- **Trecho fornecido**:
A antiga relação de “camaradagem” entre empregador e empregado desapareceu, dando lugar a relações impessoais entre “Capital” de um lado e “Proletariado” de outro. Para poder manter o comando de uma situação cada vez mais caótica, muitos empreendedores recorreram à tática de ressuscitar velhos símbolos de autoridade, tomando o cuidado de neutralizá-los e destitui-los de poder de fato. Assim surgiram os monarcas e/ou ditadores de opereta e a religião defensora das “virtudes” do dinheiro.

Devido necessidade de manter um mínimo de coerência entre as idéias liberais capitalistas e o sistema político, criou-se à democracia manipulada pelo poder econômico a qual os socialistas chamaram de “burguesa”.

Ao denunciar tudo isso, tanto marxistas como anarquistas, tinham como alvo de suas críticas a exploração do proletariado em nome de uma suposta autoridade representada pelo estado nacional ou pela religião. A diferença está no fato de os anarquistas repudiarem a autoridade em si, enquanto os marxistas pretendiam simplesmente substitui-la pela sua própria versão de estado e ideologia.

Ocorre que ao formular seu principio federativo, Proudhon parecia dar muita ênfase a comunas agrícolas e associações de artesãos, o que parecia remeter o anarquismo ao passado em termos econômicos. Marx ao contrário, teorizava acerca do capitalismo industrial o que parecia ligar suas teorias ao futuro inexorável da economia.

A grande questão posta aos anarquistas sempre foi à dificuldade de adaptar sua rejeição sistemática a qualquer tipo de centralismo com o que parecia ser uma tendência natural e irreversível da economia moderna: A centralização da produção em instalações cada vez maiores.

Com o surgimento do capitalismo informacional, cuja produção se baseia muito mais no investimento em tecnologia de informação e telecomunicações, o enfoque muda totalmente. A descentralização passou a ser um objetivo organizacional do próprio capitalismo. O enfraquecimento dos estados nacionais e suas leis obsoletas tornou-se estratégia geral dos novos capitalistas.

A defesa da construção de mecanismos supra nacionais como a União Européia, o NAFTA, a ALCA e acordos para a região do Pacífico, visam, sobretudo tornar previsíveis e homogêneas as regras para o desenvolvimento capitalista, eliminando as amarras locais.

A reação irada e violenta de nacionalistas e fundamentalistas religiosos só atesta o seu desespero ao constatar seu destino em comum: Parafraseando Trotsky, “A lata de lixo da história”.

Nessas condições, não há porque não admitir que a globalização e as novas tecnologias são favoráveis aos projetos anarquistas. Grande parte da argumentação dos críticos em relação ao anarquismo estava em sua dificuldade de implantação prática. A idéia de unidades federadas constituídas por grupos de até 1000 pessoas decidindo cada questão em assembléias livres e depois comunicando suas decisões a delegados que atuariam junto a outras federações parecia muito poético e completamente inexeqüível.

Só que é exatamente assim que funcionam as corporações globalizadas. A Nike, por exemplo, só tem 500 empregados diretos nos EUA, onde projeta seus tênis, cujos protótipos são feitos em Taiwan e a produção é espalhada pelo mundo todo. De sua rede corporativa globalizada participam micro e pequenas empresas, negócios familiares e até indivíduos autônomos, no total são mais de 90 mil pessoas.

- **Exercícios**:
1/ Conte as linhas das entradas que contêm a palavra "Policy", diferenciando maiúsculas de minúsculas, e informe somente o número.
2/ Dê continuidade ao trecho sobre o anarquismo diante do capitalismo globalizado, começando logo após a última frase apresentada.
O trecho e as entradas são independentes entre si.

- **Entradas listadas**:

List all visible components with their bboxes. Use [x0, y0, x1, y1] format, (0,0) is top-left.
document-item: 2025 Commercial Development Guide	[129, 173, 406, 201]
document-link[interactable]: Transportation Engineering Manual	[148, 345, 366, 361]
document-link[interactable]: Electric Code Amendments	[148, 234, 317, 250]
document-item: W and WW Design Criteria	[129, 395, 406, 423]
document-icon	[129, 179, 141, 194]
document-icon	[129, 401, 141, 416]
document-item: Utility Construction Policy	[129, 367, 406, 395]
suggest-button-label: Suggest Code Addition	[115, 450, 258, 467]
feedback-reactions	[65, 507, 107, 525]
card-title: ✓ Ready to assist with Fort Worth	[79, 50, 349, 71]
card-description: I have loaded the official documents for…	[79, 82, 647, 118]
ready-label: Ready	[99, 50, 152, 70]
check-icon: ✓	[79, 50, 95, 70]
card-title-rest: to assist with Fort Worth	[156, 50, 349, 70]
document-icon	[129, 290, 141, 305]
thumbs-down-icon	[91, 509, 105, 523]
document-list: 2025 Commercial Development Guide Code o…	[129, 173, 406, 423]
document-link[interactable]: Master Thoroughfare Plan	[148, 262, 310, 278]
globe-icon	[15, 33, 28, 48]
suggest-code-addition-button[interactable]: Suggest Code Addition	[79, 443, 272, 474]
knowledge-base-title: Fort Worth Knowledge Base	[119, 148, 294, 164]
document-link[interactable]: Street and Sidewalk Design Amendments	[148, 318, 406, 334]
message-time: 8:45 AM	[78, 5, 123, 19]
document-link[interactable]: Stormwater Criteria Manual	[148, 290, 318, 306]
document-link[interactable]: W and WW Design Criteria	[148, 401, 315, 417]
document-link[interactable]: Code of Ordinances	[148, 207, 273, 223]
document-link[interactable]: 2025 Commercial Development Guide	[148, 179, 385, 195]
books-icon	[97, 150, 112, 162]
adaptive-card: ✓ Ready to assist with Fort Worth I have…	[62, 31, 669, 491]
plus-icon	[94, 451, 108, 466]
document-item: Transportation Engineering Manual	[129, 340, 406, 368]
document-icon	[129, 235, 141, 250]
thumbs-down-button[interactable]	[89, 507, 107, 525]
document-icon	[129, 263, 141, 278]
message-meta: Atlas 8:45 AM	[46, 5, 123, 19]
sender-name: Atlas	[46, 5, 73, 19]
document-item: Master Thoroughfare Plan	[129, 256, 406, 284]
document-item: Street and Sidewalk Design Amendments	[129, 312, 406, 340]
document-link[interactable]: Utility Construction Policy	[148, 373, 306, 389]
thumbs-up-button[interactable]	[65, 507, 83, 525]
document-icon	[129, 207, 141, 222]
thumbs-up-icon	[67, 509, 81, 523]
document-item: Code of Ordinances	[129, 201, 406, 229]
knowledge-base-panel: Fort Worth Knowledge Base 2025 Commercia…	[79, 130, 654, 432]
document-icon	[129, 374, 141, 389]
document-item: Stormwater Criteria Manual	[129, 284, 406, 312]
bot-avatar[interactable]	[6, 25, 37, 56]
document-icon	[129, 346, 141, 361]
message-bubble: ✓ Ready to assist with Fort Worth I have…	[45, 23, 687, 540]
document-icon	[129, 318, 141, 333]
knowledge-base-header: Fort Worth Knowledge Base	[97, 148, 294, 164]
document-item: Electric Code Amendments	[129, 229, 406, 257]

- **Respostas por exercício**:
1/ 2

2/
Como isso funciona? Através da autoridade de algum governo mundial? Alguém acredita realmente que o governo do Vietnã é uma espécie de agente do imperialismo americano? Pois é lá que boa parte dos tênis da Nike é fabricada. Então como a produção da Nike pode ser tão eficiente e lucrativa? A resposta é muito simples. Usando computadores interligados em redes, através de sistemas de telecomunicações, consegue-se estabelecer negociações complexas e livres com centenas de agentes econômicos e coordenar suas atividades em tempo real.

O que isso tem de diferente em relação às idéias básicas do federalismo? Do ponto de vista operacional, nada. Do ponto de vista ideológico tudo. Nas ZPE (*) da China, Tailândia e Vietnã, pequenas unidades fabris são organizadas de forma a explorar de crianças e idosos a prisioneiros, com jornadas de trabalho de ate 14 horas por dia.

Então a questão é basicamente lutar contra essas estruturas injustas e brutais, colocando em seu lugar estruturas baseadas em princípios igualitários como o mutualismo, por exemplo. Uma cooperativa desse tipo poderia fabricar tênis para a Nike sem gerar qualquer conflito com outros fabricantes organizados em função do lucro.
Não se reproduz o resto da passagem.